▶ _Input records_
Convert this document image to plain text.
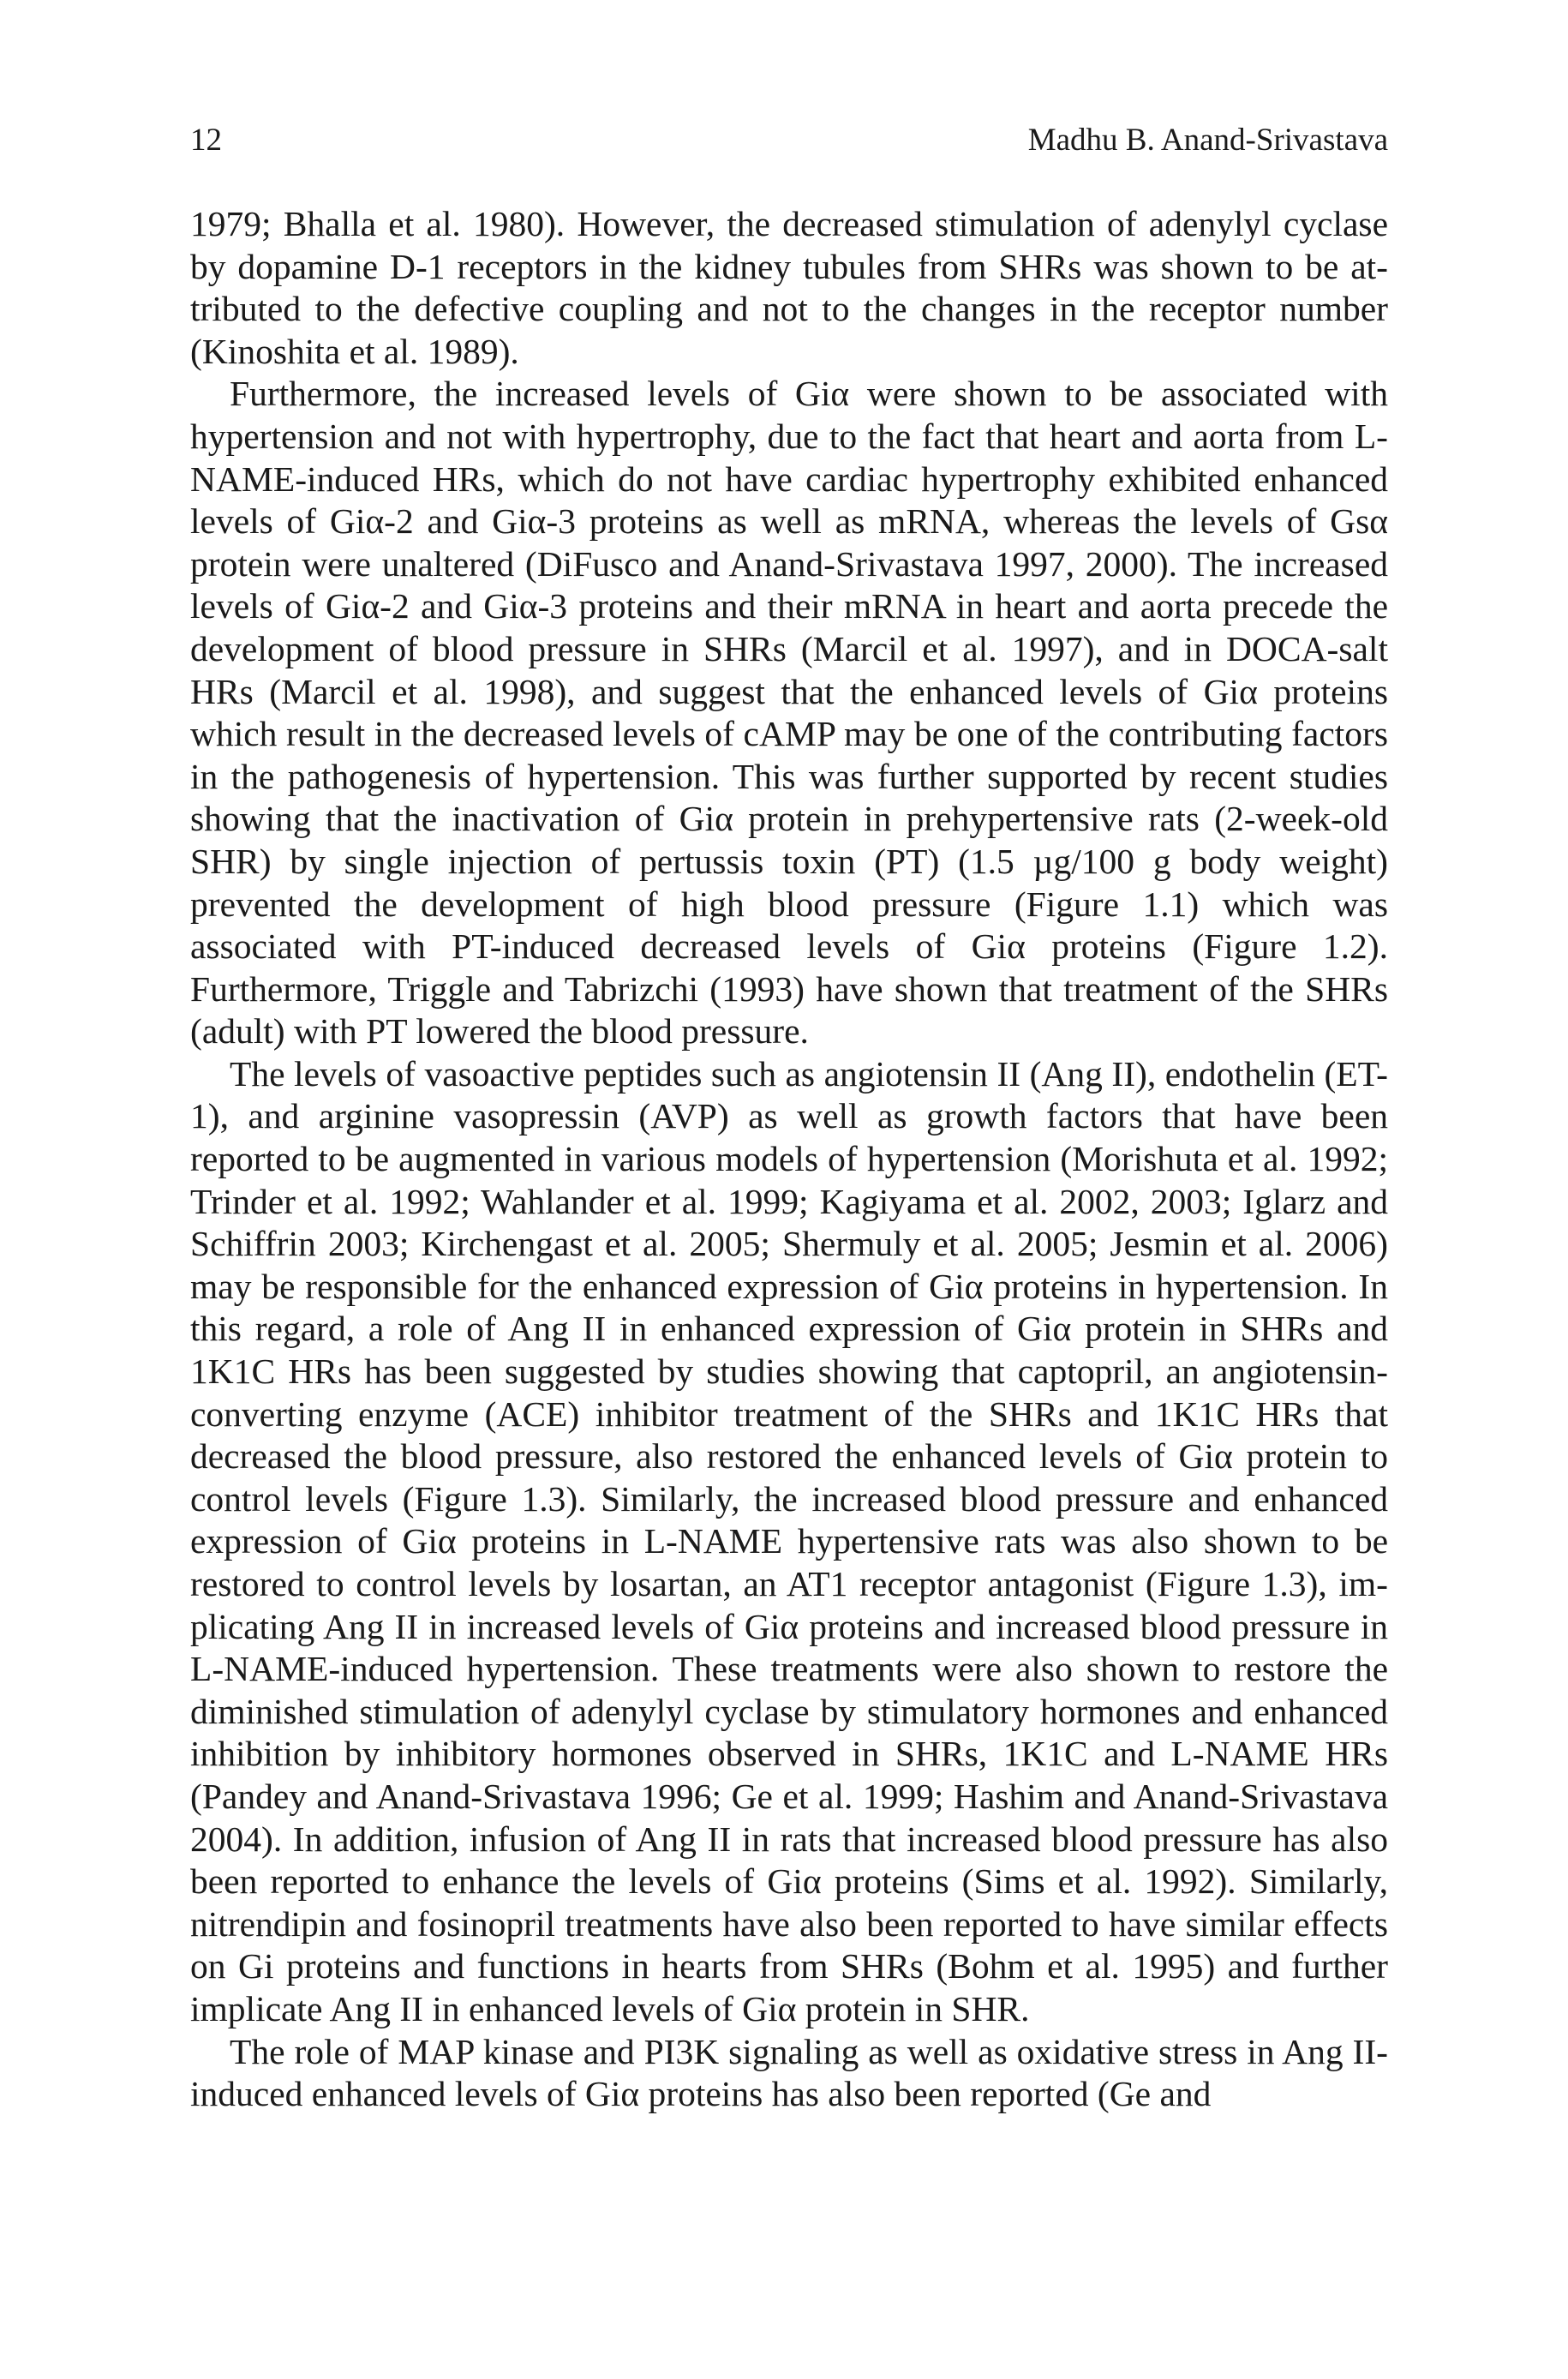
12	Madhu B. Anand-Srivastava

1979; Bhalla et al. 1980). However, the decreased stimulation of adenylyl cyclase by dopamine D-1 receptors in the kidney tubules from SHRs was shown to be attributed to the defective coupling and not to the changes in the receptor number (Kinoshita et al. 1989).

Furthermore, the increased levels of Giα were shown to be associated with hypertension and not with hypertrophy, due to the fact that heart and aorta from L-NAME-induced HRs, which do not have cardiac hypertrophy exhibited enhanced levels of Giα-2 and Giα-3 proteins as well as mRNA, whereas the levels of Gsα protein were unaltered (DiFusco and Anand-Srivastava 1997, 2000). The increased levels of Giα-2 and Giα-3 proteins and their mRNA in heart and aorta precede the development of blood pressure in SHRs (Marcil et al. 1997), and in DOCA-salt HRs (Marcil et al. 1998), and suggest that the enhanced levels of Giα proteins which result in the decreased levels of cAMP may be one of the contributing factors in the pathogenesis of hypertension. This was further supported by recent studies showing that the inactivation of Giα protein in prehypertensive rats (2-week-old SHR) by single injection of pertussis toxin (PT) (1.5 µg/100 g body weight) prevented the development of high blood pressure (Figure 1.1) which was associated with PT-induced decreased levels of Giα proteins (Figure 1.2). Furthermore, Triggle and Tabrizchi (1993) have shown that treatment of the SHRs (adult) with PT lowered the blood pressure.

The levels of vasoactive peptides such as angiotensin II (Ang II), endothelin (ET-1), and arginine vasopressin (AVP) as well as growth factors that have been reported to be augmented in various models of hypertension (Morishuta et al. 1992; Trinder et al. 1992; Wahlander et al. 1999; Kagiyama et al. 2002, 2003; Iglarz and Schiffrin 2003; Kirchengast et al. 2005; Shermuly et al. 2005; Jesmin et al. 2006) may be responsible for the enhanced expression of Giα proteins in hypertension. In this regard, a role of Ang II in enhanced expression of Giα protein in SHRs and 1K1C HRs has been suggested by studies showing that captopril, an angiotensin-converting enzyme (ACE) inhibitor treatment of the SHRs and 1K1C HRs that decreased the blood pressure, also restored the enhanced levels of Giα protein to control levels (Figure 1.3). Similarly, the increased blood pressure and enhanced expression of Giα proteins in L-NAME hypertensive rats was also shown to be restored to control levels by losartan, an AT1 receptor antagonist (Figure 1.3), implicating Ang II in increased levels of Giα proteins and increased blood pressure in L-NAME-induced hypertension. These treatments were also shown to restore the diminished stimulation of adenylyl cyclase by stimulatory hormones and enhanced inhibition by inhibitory hormones observed in SHRs, 1K1C and L-NAME HRs (Pandey and Anand-Srivastava 1996; Ge et al. 1999; Hashim and Anand-Srivastava 2004). In addition, infusion of Ang II in rats that increased blood pressure has also been reported to enhance the levels of Giα proteins (Sims et al. 1992). Similarly, nitrendipin and fosinopril treatments have also been reported to have similar effects on Gi proteins and functions in hearts from SHRs (Bohm et al. 1995) and further implicate Ang II in enhanced levels of Giα protein in SHR.

The role of MAP kinase and PI3K signaling as well as oxidative stress in Ang II-induced enhanced levels of Giα proteins has also been reported (Ge and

▶ _What the task requires_
Nothing but an exact copy of the data, without pictures, should be returned.

▶ _Output of the task_
Convert this document image to plain text.
12	Madhu B. Anand-Srivastava

1979; Bhalla et al. 1980). However, the decreased stimulation of adenylyl cyclase by dopamine D-1 receptors in the kidney tubules from SHRs was shown to be attributed to the defective coupling and not to the changes in the receptor number (Kinoshita et al. 1989).

Furthermore, the increased levels of Giα were shown to be associated with hypertension and not with hypertrophy, due to the fact that heart and aorta from L-NAME-induced HRs, which do not have cardiac hypertrophy exhibited enhanced levels of Giα-2 and Giα-3 proteins as well as mRNA, whereas the levels of Gsα protein were unaltered (DiFusco and Anand-Srivastava 1997, 2000). The increased levels of Giα-2 and Giα-3 proteins and their mRNA in heart and aorta precede the development of blood pressure in SHRs (Marcil et al. 1997), and in DOCA-salt HRs (Marcil et al. 1998), and suggest that the enhanced levels of Giα proteins which result in the decreased levels of cAMP may be one of the contributing factors in the pathogenesis of hypertension. This was further supported by recent studies showing that the inactivation of Giα protein in prehypertensive rats (2-week-old SHR) by single injection of pertussis toxin (PT) (1.5 µg/100 g body weight) prevented the development of high blood pressure (Figure 1.1) which was associated with PT-induced decreased levels of Giα proteins (Figure 1.2). Furthermore, Triggle and Tabrizchi (1993) have shown that treatment of the SHRs (adult) with PT lowered the blood pressure.

The levels of vasoactive peptides such as angiotensin II (Ang II), endothelin (ET-1), and arginine vasopressin (AVP) as well as growth factors that have been reported to be augmented in various models of hypertension (Morishuta et al. 1992; Trinder et al. 1992; Wahlander et al. 1999; Kagiyama et al. 2002, 2003; Iglarz and Schiffrin 2003; Kirchengast et al. 2005; Shermuly et al. 2005; Jesmin et al. 2006) may be responsible for the enhanced expression of Giα proteins in hypertension. In this regard, a role of Ang II in enhanced expression of Giα protein in SHRs and 1K1C HRs has been suggested by studies showing that captopril, an angiotensin-converting enzyme (ACE) inhibitor treatment of the SHRs and 1K1C HRs that decreased the blood pressure, also restored the enhanced levels of Giα protein to control levels (Figure 1.3). Similarly, the increased blood pressure and enhanced expression of Giα proteins in L-NAME hypertensive rats was also shown to be restored to control levels by losartan, an AT1 receptor antagonist (Figure 1.3), implicating Ang II in increased levels of Giα proteins and increased blood pressure in L-NAME-induced hypertension. These treatments were also shown to restore the diminished stimulation of adenylyl cyclase by stimulatory hormones and enhanced inhibition by inhibitory hormones observed in SHRs, 1K1C and L-NAME HRs (Pandey and Anand-Srivastava 1996; Ge et al. 1999; Hashim and Anand-Srivastava 2004). In addition, infusion of Ang II in rats that increased blood pressure has also been reported to enhance the levels of Giα proteins (Sims et al. 1992). Similarly, nitrendipin and fosinopril treatments have also been reported to have similar effects on Gi proteins and functions in hearts from SHRs (Bohm et al. 1995) and further implicate Ang II in enhanced levels of Giα protein in SHR.

The role of MAP kinase and PI3K signaling as well as oxidative stress in Ang II-induced enhanced levels of Giα proteins has also been reported (Ge and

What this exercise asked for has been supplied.